--- BEGIN Exercise material ---
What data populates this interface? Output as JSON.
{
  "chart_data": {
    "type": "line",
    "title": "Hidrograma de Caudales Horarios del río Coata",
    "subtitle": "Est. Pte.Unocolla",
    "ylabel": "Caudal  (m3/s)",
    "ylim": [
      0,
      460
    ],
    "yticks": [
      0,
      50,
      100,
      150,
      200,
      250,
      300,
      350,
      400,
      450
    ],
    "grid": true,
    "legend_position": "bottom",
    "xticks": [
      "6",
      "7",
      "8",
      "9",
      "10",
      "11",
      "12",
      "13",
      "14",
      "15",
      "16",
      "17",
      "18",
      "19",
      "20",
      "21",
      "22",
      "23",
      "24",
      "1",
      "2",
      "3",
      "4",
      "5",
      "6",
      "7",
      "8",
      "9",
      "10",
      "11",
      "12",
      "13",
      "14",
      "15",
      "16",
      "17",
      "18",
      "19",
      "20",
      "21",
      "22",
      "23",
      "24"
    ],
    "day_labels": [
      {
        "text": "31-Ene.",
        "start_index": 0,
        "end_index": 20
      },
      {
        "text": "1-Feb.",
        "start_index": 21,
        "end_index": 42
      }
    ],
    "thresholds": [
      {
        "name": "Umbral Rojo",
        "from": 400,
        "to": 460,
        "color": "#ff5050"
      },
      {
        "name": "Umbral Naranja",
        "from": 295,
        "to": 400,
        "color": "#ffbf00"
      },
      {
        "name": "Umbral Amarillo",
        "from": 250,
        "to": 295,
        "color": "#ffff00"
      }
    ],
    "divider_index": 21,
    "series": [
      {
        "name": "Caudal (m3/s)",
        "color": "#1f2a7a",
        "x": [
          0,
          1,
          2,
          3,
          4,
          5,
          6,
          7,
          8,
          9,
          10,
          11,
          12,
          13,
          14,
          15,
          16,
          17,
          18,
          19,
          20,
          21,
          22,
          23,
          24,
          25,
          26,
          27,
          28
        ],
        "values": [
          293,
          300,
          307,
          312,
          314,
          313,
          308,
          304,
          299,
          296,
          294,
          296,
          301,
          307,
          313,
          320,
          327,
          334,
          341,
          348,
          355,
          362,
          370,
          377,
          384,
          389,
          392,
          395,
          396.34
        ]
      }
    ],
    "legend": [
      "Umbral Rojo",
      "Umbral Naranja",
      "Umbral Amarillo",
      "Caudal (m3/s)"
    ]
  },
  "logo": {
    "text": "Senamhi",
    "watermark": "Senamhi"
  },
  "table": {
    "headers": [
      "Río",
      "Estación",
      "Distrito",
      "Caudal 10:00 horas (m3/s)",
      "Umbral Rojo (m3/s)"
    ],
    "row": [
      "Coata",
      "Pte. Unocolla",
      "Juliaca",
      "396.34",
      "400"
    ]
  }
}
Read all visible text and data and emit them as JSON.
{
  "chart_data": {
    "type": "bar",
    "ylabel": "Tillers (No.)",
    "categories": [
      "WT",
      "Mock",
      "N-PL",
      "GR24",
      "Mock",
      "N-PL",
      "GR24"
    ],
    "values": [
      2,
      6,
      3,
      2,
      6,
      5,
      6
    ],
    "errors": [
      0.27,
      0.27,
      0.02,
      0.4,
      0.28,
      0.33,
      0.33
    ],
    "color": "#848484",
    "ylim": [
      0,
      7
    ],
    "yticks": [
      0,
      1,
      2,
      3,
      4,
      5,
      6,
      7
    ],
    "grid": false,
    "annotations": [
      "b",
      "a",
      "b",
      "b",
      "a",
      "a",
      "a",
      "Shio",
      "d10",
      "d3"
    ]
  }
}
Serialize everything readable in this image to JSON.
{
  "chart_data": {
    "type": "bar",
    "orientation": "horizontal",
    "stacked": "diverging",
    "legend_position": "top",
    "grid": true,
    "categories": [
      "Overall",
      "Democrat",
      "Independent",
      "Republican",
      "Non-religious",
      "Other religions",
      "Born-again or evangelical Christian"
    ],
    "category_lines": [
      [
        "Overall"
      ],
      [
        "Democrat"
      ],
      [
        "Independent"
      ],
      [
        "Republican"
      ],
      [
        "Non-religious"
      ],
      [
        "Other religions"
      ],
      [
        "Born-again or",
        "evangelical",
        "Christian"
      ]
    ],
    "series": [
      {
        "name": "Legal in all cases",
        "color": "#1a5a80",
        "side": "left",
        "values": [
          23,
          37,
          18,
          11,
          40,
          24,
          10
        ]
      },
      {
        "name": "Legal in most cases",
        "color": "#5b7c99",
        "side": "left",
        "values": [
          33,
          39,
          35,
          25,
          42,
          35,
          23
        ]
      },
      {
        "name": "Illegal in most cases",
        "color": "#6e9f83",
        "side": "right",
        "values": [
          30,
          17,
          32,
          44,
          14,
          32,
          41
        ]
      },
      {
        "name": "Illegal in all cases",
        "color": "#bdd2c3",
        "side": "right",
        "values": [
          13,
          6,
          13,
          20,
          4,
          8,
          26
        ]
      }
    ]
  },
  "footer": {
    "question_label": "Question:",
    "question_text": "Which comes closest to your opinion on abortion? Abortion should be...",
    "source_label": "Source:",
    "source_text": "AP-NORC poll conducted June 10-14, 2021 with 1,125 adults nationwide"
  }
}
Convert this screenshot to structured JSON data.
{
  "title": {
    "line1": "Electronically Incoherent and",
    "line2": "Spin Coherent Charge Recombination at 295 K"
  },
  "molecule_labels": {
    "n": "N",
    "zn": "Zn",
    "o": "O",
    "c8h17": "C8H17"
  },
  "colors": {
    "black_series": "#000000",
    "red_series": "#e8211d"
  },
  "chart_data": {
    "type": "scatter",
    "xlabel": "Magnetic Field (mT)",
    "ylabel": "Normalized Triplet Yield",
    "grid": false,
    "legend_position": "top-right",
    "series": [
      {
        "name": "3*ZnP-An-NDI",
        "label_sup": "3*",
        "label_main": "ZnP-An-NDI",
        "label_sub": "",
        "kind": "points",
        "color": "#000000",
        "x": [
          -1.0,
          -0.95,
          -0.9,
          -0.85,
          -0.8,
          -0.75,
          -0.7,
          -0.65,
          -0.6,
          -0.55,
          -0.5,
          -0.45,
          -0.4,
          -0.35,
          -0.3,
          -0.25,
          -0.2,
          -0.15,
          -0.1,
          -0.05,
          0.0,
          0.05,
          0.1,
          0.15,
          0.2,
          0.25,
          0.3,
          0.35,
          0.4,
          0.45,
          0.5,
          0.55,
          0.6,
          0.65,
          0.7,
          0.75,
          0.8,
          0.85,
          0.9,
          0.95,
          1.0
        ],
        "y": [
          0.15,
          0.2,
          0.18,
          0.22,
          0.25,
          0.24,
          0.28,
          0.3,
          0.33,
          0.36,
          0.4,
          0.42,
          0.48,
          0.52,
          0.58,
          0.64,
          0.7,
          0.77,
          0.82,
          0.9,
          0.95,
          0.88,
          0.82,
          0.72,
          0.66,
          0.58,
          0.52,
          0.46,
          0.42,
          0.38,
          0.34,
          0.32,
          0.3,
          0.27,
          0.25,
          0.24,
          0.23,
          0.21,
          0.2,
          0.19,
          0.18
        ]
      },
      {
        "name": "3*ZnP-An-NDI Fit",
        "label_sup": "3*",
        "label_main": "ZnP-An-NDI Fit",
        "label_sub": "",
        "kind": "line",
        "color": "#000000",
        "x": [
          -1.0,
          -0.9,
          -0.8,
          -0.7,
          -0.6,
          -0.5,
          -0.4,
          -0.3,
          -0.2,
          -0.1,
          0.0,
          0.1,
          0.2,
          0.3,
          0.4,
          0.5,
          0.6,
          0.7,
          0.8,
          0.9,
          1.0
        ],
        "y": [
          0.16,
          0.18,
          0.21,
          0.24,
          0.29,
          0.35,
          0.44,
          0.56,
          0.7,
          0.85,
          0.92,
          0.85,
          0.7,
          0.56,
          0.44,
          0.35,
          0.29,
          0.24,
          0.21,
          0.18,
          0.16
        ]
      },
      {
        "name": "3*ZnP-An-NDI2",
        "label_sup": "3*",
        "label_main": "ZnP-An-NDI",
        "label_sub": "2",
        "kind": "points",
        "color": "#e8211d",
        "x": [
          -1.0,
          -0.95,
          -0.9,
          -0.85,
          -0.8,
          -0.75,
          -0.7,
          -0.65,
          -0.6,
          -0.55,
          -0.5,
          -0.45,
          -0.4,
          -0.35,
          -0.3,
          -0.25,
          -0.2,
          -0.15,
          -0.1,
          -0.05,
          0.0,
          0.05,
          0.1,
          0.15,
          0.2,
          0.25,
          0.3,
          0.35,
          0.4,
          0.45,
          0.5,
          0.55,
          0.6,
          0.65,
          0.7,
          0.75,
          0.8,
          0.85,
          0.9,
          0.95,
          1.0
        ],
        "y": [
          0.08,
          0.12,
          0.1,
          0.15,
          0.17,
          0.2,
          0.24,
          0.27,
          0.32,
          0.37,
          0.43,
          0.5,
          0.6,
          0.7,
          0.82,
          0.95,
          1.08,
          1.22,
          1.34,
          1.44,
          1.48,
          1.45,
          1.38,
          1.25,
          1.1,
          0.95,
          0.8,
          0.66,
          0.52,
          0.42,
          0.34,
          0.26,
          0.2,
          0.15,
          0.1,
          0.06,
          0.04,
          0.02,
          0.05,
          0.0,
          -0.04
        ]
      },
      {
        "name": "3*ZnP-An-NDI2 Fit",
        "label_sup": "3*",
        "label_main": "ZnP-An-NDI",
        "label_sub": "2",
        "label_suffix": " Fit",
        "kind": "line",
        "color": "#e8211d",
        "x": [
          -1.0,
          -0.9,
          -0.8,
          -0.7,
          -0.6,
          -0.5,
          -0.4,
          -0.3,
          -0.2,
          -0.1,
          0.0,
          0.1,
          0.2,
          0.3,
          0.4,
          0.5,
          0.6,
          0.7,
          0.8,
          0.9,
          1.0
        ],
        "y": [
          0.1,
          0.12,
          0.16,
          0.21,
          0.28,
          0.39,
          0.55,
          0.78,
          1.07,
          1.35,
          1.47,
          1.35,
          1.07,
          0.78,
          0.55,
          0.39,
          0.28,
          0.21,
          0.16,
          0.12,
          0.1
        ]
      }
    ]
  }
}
--- END Exercise material ---
[Task statement] Find the lines above that include the string "ylabel" and copy them.

[Solution to the exercise]
    "ylabel": "Caudal  (m3/s)",
    "ylabel": "Tillers (No.)",
    "ylabel": "Normalized Triplet Yield",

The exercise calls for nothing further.